▶ _Task brief_:
List the lines of this listing that hold the word "blank".

▶ _Data section_:
* Begin *

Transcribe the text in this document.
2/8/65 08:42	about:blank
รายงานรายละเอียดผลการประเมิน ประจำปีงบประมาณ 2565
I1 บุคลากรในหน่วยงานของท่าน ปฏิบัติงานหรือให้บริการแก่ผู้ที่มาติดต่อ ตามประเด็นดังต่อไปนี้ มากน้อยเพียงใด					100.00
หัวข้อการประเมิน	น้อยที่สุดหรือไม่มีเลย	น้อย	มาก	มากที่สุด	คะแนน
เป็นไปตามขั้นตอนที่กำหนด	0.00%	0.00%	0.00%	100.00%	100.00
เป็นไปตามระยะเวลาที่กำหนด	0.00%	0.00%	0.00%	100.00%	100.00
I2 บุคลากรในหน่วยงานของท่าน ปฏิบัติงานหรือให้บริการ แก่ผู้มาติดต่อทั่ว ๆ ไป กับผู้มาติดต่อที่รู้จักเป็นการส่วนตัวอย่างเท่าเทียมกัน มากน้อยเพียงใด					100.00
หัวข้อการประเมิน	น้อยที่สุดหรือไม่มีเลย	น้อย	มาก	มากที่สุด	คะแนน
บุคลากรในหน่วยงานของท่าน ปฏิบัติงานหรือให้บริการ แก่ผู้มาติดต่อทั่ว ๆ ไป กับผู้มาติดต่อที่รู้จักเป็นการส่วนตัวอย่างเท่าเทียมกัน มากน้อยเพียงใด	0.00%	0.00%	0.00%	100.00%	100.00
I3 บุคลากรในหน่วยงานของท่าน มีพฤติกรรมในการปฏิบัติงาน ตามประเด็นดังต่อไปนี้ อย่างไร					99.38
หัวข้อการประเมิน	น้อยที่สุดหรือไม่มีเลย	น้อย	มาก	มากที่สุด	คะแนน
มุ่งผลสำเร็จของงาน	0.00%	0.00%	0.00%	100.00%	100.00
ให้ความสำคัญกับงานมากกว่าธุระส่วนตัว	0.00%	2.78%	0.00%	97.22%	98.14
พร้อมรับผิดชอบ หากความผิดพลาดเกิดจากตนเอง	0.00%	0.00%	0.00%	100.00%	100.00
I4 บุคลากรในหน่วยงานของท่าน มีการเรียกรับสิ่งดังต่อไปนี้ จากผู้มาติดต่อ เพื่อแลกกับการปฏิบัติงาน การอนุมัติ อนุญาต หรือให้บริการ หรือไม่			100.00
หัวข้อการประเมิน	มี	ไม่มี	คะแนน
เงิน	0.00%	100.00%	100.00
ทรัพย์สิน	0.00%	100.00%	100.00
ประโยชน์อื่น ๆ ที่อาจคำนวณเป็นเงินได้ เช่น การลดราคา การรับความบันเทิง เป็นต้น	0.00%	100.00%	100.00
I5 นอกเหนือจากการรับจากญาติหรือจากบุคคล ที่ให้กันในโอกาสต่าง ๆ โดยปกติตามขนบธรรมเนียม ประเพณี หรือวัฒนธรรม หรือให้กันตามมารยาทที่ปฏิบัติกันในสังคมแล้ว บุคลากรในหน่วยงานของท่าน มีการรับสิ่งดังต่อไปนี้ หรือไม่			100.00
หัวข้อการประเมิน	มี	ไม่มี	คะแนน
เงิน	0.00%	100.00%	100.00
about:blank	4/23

* End *

▶ _Solution for this exercise_:
2/8/65 08:42	about:blank
about:blank	4/23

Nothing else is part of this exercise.